> Material for this task
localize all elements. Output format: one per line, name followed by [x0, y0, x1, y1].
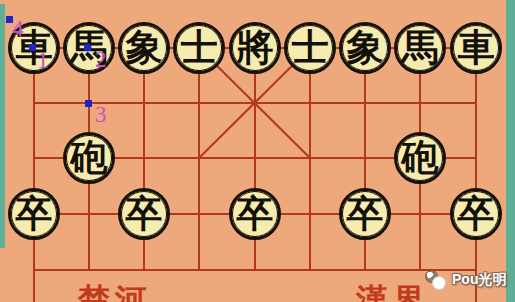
piece-glyph: 象	[126, 29, 163, 66]
piece-glyph: 砲	[402, 139, 439, 176]
watermark: Pou光明	[424, 268, 506, 292]
piece-glyph: 卒	[237, 195, 274, 232]
piece-black-advisor[interactable]: 士	[173, 22, 225, 74]
piece-black-cannon[interactable]: 砲	[63, 132, 115, 184]
piece-glyph: 卒	[347, 195, 384, 232]
piece-glyph: 將	[237, 29, 274, 66]
piece-glyph: 車	[458, 29, 495, 66]
xiangqi-board-screenshot: 楚河 漢界 車馬象士將士象馬車砲砲卒卒卒卒卒 4123 Pou光明	[0, 0, 515, 302]
piece-glyph: 砲	[71, 139, 108, 176]
watermark-label: Pou光明	[452, 271, 506, 289]
piece-black-elephant[interactable]: 象	[339, 22, 391, 74]
piece-glyph: 士	[292, 29, 329, 66]
piece-glyph: 士	[181, 29, 218, 66]
marker-dot-1	[29, 44, 36, 51]
marker-dot-3	[85, 100, 92, 107]
piece-black-soldier[interactable]: 卒	[229, 188, 281, 240]
piece-black-soldier[interactable]: 卒	[8, 188, 60, 240]
piece-black-soldier[interactable]: 卒	[118, 188, 170, 240]
megaphone-icon	[424, 269, 448, 291]
piece-black-cannon[interactable]: 砲	[394, 132, 446, 184]
piece-black-soldier[interactable]: 卒	[450, 188, 502, 240]
piece-black-advisor[interactable]: 士	[284, 22, 336, 74]
marker-number-2: 2	[95, 48, 107, 71]
piece-glyph: 馬	[402, 29, 439, 66]
piece-glyph: 卒	[458, 195, 495, 232]
river-inscription-right: 漢界	[356, 284, 430, 302]
piece-black-horse[interactable]: 馬	[394, 22, 446, 74]
marker-number-3: 3	[95, 103, 107, 126]
marker-number-4: 4	[12, 17, 24, 40]
piece-glyph: 卒	[126, 195, 163, 232]
piece-black-chariot[interactable]: 車	[450, 22, 502, 74]
piece-glyph: 卒	[16, 195, 53, 232]
marker-dot-2	[84, 44, 91, 51]
river-inscription-left: 楚河	[78, 284, 152, 302]
piece-black-elephant[interactable]: 象	[118, 22, 170, 74]
piece-black-soldier[interactable]: 卒	[339, 188, 391, 240]
piece-black-general[interactable]: 將	[229, 22, 281, 74]
marker-number-1: 1	[37, 49, 49, 72]
piece-glyph: 象	[347, 29, 384, 66]
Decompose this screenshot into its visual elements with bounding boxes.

> What you are asked to do
Substitute "glyph-label" for every occurrence of "piece-glyph" throughout the material above, and reproduce it with nothing else altered. Omit the pictures from your answer.

> Exercise result
localize all elements. Output format: one per line, name followed by [x0, y0, x1, y1].
glyph-label: 象	[126, 29, 163, 66]
glyph-label: 砲	[402, 139, 439, 176]
watermark: Pou光明	[424, 268, 506, 292]
glyph-label: 卒	[237, 195, 274, 232]
piece-black-advisor[interactable]: 士	[173, 22, 225, 74]
piece-black-cannon[interactable]: 砲	[63, 132, 115, 184]
glyph-label: 卒	[347, 195, 384, 232]
glyph-label: 將	[237, 29, 274, 66]
glyph-label: 車	[458, 29, 495, 66]
xiangqi-board-screenshot: 楚河 漢界 車馬象士將士象馬車砲砲卒卒卒卒卒 4123 Pou光明	[0, 0, 515, 302]
glyph-label: 砲	[71, 139, 108, 176]
watermark-label: Pou光明	[452, 271, 506, 289]
piece-black-elephant[interactable]: 象	[339, 22, 391, 74]
glyph-label: 士	[292, 29, 329, 66]
glyph-label: 士	[181, 29, 218, 66]
marker-dot-1	[29, 44, 36, 51]
marker-dot-3	[85, 100, 92, 107]
piece-black-soldier[interactable]: 卒	[229, 188, 281, 240]
piece-black-soldier[interactable]: 卒	[8, 188, 60, 240]
piece-black-soldier[interactable]: 卒	[118, 188, 170, 240]
megaphone-icon	[424, 269, 448, 291]
piece-black-cannon[interactable]: 砲	[394, 132, 446, 184]
piece-black-soldier[interactable]: 卒	[450, 188, 502, 240]
piece-black-advisor[interactable]: 士	[284, 22, 336, 74]
marker-number-2: 2	[95, 48, 107, 71]
glyph-label: 馬	[402, 29, 439, 66]
glyph-label: 卒	[458, 195, 495, 232]
river-inscription-right: 漢界	[356, 284, 430, 302]
piece-black-horse[interactable]: 馬	[394, 22, 446, 74]
marker-number-3: 3	[95, 103, 107, 126]
marker-number-4: 4	[12, 17, 24, 40]
glyph-label: 卒	[126, 195, 163, 232]
piece-black-chariot[interactable]: 車	[450, 22, 502, 74]
glyph-label: 卒	[16, 195, 53, 232]
marker-dot-2	[84, 44, 91, 51]
river-inscription-left: 楚河	[78, 284, 152, 302]
piece-black-elephant[interactable]: 象	[118, 22, 170, 74]
piece-black-soldier[interactable]: 卒	[339, 188, 391, 240]
piece-black-general[interactable]: 將	[229, 22, 281, 74]
marker-number-1: 1	[37, 49, 49, 72]
glyph-label: 象	[347, 29, 384, 66]
Decompose this screenshot into its visual elements with bounding boxes.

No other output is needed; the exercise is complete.